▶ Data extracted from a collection
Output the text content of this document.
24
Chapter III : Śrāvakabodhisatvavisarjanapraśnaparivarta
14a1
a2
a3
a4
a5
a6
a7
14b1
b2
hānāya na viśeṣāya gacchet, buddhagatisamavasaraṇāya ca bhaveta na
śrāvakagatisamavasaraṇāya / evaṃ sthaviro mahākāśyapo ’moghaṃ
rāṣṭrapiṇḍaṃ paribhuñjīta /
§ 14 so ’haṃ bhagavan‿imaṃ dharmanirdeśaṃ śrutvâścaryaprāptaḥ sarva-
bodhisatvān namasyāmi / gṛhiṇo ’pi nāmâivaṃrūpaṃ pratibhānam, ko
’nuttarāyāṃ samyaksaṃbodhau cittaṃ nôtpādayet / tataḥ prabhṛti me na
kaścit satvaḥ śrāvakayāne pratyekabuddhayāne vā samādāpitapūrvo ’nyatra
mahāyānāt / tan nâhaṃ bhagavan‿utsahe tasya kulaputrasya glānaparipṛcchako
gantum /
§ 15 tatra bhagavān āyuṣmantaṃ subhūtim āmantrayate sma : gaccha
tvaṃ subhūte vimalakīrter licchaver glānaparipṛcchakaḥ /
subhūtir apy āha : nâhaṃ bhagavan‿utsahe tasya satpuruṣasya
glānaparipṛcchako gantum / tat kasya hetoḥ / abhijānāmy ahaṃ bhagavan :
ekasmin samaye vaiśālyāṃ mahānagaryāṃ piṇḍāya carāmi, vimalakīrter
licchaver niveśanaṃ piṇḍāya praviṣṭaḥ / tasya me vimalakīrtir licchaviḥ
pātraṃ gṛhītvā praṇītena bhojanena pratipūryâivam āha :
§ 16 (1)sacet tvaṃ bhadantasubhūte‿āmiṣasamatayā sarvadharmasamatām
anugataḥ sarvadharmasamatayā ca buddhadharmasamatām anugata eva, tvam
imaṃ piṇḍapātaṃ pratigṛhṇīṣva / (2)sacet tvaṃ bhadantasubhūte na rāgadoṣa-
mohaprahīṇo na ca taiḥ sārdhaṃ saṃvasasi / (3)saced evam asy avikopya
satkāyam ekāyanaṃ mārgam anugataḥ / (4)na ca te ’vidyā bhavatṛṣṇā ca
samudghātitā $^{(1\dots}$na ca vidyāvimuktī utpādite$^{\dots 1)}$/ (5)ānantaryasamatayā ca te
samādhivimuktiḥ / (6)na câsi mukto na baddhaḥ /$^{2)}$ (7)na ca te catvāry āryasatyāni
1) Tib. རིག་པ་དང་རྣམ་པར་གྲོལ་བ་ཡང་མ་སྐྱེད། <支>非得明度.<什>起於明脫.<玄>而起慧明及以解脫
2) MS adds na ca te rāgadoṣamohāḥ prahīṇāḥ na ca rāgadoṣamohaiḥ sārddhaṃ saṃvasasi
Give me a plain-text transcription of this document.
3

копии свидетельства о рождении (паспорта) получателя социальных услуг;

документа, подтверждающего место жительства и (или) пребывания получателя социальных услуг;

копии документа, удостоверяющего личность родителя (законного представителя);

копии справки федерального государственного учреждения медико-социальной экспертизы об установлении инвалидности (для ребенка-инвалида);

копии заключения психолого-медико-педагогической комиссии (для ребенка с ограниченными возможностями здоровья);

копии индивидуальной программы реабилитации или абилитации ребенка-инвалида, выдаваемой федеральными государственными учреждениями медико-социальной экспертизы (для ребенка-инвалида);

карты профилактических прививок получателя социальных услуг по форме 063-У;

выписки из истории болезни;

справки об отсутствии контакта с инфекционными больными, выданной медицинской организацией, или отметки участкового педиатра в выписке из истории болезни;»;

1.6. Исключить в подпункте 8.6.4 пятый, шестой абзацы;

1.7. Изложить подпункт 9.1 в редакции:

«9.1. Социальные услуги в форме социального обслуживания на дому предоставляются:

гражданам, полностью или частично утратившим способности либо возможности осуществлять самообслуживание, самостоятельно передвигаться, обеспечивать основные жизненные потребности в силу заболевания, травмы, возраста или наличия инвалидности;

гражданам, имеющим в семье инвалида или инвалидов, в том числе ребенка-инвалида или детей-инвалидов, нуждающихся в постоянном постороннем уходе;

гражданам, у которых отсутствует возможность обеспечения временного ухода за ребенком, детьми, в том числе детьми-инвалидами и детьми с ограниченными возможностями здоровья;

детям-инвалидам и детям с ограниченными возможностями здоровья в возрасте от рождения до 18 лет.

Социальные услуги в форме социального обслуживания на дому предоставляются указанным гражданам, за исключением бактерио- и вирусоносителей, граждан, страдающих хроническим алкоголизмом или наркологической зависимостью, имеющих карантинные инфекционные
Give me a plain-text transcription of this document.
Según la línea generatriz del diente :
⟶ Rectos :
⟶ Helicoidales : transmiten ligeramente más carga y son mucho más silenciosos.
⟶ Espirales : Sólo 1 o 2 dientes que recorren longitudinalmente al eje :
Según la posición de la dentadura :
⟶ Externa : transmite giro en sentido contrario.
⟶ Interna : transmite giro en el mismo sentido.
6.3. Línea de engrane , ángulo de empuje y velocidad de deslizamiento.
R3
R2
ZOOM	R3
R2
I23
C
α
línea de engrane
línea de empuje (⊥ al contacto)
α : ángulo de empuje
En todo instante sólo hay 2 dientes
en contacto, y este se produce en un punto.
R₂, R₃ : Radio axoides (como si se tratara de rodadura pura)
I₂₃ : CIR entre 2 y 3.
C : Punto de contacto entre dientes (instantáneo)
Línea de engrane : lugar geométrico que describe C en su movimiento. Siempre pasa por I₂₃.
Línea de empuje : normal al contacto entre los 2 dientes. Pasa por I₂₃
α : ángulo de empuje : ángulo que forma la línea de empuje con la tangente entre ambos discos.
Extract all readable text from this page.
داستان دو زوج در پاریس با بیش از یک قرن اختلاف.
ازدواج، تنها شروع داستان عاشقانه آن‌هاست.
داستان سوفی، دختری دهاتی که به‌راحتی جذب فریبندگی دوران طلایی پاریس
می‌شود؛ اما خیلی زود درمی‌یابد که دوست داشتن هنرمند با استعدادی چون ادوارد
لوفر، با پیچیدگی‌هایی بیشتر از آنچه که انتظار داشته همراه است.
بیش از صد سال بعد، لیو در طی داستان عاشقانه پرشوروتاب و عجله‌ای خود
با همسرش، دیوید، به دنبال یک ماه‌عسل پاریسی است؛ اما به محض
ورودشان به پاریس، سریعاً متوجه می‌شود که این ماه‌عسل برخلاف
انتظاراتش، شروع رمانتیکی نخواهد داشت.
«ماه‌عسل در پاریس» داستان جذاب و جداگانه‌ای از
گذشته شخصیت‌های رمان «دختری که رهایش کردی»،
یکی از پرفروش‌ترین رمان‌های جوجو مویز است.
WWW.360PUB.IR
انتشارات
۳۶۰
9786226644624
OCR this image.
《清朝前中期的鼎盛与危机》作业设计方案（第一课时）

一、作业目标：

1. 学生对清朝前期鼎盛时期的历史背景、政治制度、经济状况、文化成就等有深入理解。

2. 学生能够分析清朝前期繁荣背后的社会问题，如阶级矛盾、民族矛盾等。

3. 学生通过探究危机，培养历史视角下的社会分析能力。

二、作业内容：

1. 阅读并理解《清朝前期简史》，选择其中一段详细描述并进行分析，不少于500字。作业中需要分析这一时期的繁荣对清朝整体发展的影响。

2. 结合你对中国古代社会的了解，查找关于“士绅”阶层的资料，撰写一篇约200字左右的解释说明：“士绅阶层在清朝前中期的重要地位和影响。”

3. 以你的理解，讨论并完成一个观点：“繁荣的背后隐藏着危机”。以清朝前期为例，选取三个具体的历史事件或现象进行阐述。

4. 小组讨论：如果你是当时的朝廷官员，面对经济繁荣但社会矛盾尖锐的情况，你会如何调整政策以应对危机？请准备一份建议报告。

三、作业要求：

▶ Exercise
Take the line with "OCR this image." and all lines after it through the end of the records, and write them out exactly; include nothing else.

▶ Result below
OCR this image.
《清朝前中期的鼎盛与危机》作业设计方案（第一课时）

一、作业目标：

1. 学生对清朝前期鼎盛时期的历史背景、政治制度、经济状况、文化成就等有深入理解。

2. 学生能够分析清朝前期繁荣背后的社会问题，如阶级矛盾、民族矛盾等。

3. 学生通过探究危机，培养历史视角下的社会分析能力。

二、作业内容：

1. 阅读并理解《清朝前期简史》，选择其中一段详细描述并进行分析，不少于500字。作业中需要分析这一时期的繁荣对清朝整体发展的影响。

2. 结合你对中国古代社会的了解，查找关于“士绅”阶层的资料，撰写一篇约200字左右的解释说明：“士绅阶层在清朝前中期的重要地位和影响。”

3. 以你的理解，讨论并完成一个观点：“繁荣的背后隐藏着危机”。以清朝前期为例，选取三个具体的历史事件或现象进行阐述。

4. 小组讨论：如果你是当时的朝廷官员，面对经济繁荣但社会矛盾尖锐的情况，你会如何调整政策以应对危机？请准备一份建议报告。

三、作业要求：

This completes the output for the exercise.